障害学会第10回大会(2013年度)報告要旨
山梨 宗治 (やまなしむねはる) NPO法人全国精神障害者ネットワーク協議会
□共同報告者
徳山 大英 (とくやまおおひで) NPO法人全国精神障害者ネットワーク協議会
藤田 幸廣 (ふじたゆきひろ) NPO法人全国精神障害者ネットワーク協議会
■報告題目
全国調査における出産子育ての年次比較における差異
■報告キーワード
出産・薬物療法・人権侵害
■報告要旨
本研究は、地域生活で住む精神病者自身の視点から、恋愛・結婚・子育ての調査を年次比較し、子育てに至る阻害要因と解決への対応を見つける。病者が婚姻や子育てが一般人と同様に選択できる社会活性を促す。
1.研究対象と方法
・調査対象:地域に住む精神病者障害者
調査方法:全国の精神障害者自助グループとその周辺者へ郵送にてアンケート式調査票を配布と集合調査、郵送回収。
・2004年調査
調査期間:2004月9月3日〜11月30日
回答者数:1,010人
・2013年調査
調査期間:2012月12月15日〜2013年3月5日
回答者:845人
2.調査結果
調査の実施は、障害者が郵送回収するため、専門家等が実施できにくい調査をネット調査とは違い、確実に病者より生身の声から、普段社会に発信されないニーズが取りやすい。

============

▶ [作業項目 A] この報告要旨では、2013年調査の回答者は何人とされていますか。
▶ [作業項目 B] 報告要旨の「障害学会第10回大会(2013年度)報告要旨」から「に選択できる社会活性を促す。」までを抜き出してください。

============

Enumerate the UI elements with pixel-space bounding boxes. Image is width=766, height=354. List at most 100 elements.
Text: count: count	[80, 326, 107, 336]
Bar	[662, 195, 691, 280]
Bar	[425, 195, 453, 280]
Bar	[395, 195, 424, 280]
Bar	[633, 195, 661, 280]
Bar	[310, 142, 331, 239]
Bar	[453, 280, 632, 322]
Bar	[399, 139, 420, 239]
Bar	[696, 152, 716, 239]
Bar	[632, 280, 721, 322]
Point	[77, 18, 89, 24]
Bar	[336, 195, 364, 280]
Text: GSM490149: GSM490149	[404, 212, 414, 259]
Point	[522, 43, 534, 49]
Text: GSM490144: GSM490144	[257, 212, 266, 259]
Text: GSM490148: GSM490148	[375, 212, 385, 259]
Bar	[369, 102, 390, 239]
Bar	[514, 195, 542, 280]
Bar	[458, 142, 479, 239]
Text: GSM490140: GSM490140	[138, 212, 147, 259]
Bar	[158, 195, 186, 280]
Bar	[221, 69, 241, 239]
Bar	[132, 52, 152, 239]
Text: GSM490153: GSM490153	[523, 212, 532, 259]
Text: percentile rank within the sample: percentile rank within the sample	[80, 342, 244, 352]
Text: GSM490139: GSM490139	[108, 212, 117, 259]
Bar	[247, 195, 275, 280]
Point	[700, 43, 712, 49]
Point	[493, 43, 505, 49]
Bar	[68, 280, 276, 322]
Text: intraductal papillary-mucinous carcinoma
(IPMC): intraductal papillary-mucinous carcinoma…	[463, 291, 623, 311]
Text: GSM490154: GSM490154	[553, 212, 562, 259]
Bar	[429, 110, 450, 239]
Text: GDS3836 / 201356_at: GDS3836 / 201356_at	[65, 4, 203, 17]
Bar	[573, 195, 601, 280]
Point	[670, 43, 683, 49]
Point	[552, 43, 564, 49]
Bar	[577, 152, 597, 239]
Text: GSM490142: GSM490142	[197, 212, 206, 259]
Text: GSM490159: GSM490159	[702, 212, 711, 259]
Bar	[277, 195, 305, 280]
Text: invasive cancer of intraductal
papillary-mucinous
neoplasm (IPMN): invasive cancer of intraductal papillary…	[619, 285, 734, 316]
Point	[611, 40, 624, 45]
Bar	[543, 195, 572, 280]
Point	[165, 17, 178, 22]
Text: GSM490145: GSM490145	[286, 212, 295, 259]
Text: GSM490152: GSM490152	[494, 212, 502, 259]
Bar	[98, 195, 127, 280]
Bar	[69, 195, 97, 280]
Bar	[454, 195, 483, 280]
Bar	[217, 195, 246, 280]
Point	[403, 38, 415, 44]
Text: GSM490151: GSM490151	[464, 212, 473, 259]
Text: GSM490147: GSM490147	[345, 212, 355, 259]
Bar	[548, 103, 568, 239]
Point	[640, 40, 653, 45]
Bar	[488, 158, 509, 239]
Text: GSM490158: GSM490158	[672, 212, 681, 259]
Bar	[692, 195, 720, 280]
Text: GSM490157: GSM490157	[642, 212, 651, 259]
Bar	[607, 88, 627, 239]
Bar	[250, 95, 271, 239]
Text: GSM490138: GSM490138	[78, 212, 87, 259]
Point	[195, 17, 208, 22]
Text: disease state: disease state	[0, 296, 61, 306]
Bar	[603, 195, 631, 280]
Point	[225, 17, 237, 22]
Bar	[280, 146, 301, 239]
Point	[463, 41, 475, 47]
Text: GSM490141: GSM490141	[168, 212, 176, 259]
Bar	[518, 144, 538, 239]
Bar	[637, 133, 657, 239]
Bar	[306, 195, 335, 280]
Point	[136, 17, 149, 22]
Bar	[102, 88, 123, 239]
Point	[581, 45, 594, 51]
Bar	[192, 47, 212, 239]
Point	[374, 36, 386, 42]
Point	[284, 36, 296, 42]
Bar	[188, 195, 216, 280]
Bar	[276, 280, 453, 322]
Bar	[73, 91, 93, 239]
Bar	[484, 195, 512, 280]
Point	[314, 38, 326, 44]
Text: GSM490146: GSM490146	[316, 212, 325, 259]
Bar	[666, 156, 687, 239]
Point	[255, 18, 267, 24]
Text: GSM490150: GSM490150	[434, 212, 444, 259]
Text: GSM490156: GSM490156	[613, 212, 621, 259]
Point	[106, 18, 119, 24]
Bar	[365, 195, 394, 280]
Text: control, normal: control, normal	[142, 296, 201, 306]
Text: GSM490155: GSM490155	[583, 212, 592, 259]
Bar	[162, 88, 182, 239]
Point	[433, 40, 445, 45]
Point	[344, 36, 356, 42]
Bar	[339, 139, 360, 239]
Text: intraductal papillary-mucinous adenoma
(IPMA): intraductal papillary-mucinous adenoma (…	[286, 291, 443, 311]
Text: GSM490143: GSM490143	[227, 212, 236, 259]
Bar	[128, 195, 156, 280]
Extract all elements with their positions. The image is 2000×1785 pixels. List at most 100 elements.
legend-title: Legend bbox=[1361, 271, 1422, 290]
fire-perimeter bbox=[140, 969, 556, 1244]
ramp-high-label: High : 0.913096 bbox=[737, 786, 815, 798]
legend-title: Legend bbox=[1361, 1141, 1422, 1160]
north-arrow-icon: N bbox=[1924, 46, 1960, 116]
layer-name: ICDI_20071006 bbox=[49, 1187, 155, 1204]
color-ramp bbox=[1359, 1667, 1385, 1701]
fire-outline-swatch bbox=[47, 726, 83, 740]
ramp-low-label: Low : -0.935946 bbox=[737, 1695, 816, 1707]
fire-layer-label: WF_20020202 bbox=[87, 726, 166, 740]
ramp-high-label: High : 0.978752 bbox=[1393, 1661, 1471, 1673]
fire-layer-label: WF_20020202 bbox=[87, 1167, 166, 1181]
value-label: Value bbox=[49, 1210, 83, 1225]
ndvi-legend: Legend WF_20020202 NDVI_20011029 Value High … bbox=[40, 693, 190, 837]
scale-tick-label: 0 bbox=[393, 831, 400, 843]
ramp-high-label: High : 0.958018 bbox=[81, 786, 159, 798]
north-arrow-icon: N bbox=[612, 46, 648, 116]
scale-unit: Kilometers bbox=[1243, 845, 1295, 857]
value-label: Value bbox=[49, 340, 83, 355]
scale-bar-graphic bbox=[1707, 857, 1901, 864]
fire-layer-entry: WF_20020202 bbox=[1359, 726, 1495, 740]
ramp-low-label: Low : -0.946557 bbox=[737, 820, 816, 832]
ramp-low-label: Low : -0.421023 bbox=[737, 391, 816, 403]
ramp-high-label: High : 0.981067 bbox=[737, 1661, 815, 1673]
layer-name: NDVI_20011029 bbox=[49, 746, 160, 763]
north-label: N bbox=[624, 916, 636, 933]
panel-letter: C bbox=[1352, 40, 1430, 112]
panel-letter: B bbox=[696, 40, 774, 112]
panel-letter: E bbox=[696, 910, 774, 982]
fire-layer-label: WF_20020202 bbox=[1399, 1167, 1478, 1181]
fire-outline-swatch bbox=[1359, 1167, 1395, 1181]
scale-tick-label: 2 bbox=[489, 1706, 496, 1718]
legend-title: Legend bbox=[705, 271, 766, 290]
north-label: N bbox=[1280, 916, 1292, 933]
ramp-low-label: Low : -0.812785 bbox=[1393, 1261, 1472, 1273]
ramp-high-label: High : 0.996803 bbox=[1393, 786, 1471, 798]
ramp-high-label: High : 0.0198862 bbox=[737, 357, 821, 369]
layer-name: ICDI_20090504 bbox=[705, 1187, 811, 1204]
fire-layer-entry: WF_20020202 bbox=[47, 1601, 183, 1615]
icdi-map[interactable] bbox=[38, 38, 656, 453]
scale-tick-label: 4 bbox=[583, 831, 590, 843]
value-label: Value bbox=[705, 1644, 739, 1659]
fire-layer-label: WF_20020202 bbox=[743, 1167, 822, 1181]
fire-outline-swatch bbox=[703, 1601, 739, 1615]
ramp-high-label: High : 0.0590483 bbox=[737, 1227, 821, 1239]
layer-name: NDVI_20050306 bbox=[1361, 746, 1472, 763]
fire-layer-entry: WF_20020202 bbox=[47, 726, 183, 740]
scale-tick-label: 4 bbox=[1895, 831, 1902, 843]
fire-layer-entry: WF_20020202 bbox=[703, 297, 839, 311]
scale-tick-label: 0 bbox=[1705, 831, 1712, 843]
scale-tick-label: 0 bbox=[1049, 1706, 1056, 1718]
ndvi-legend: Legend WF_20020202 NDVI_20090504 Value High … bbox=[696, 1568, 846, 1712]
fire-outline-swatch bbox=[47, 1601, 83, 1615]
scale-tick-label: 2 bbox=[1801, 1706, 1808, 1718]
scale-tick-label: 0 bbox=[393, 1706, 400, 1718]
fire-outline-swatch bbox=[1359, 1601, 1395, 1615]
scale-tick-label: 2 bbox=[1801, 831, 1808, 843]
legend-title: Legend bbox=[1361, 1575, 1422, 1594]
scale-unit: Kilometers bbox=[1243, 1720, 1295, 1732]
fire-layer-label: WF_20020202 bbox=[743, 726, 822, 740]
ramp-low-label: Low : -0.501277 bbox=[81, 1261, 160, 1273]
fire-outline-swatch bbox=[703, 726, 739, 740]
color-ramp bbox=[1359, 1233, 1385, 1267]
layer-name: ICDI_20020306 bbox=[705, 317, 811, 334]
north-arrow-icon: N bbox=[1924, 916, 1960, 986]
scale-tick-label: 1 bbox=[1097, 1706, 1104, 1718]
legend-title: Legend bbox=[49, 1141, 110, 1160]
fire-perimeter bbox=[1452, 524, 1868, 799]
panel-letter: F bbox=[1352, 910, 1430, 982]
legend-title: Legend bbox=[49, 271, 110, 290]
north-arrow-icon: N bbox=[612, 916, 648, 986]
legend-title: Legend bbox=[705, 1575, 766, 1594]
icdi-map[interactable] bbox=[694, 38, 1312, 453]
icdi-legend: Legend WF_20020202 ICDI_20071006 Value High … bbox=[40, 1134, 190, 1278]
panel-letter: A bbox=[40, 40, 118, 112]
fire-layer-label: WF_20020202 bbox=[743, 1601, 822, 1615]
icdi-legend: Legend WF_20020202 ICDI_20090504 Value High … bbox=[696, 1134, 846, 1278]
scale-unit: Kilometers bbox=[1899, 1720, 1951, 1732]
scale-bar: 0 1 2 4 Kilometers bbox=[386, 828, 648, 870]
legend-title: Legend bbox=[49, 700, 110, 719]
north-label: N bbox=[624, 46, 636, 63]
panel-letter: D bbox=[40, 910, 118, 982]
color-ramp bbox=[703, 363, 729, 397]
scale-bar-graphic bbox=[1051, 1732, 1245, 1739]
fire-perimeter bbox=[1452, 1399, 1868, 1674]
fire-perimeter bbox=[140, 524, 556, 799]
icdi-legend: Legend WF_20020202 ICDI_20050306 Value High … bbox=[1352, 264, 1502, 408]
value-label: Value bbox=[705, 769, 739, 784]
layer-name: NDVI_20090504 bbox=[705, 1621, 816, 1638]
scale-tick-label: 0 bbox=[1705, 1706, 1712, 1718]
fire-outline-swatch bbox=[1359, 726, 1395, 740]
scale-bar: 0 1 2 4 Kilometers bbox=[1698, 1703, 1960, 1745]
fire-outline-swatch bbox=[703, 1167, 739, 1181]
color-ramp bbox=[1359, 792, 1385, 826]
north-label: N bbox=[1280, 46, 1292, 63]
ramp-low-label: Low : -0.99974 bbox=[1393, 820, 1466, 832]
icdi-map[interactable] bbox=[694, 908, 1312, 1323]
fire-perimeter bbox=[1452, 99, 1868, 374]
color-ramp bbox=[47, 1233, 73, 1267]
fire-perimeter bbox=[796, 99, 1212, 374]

============

▶ [解答 A] 845人です。

▶ [解答 B]
障害学会第10回大会(2013年度)報告要旨
山梨 宗治 (やまなしむねはる) NPO法人全国精神障害者ネットワーク協議会
□共同報告者
徳山 大英 (とくやまおおひで) NPO法人全国精神障害者ネットワーク協議会
藤田 幸廣 (ふじたゆきひろ) NPO法人全国精神障害者ネットワーク協議会
■報告題目
全国調査における出産子育ての年次比較における差異
■報告キーワード
出産・薬物療法・人権侵害
■報告要旨
本研究は、地域生活で住む精神病者自身の視点から、恋愛・結婚・子育ての調査を年次比較し、子育てに至る阻害要因と解決への対応を見つける。病者が婚姻や子育てが一般人と同様に選択できる社会活性を促す。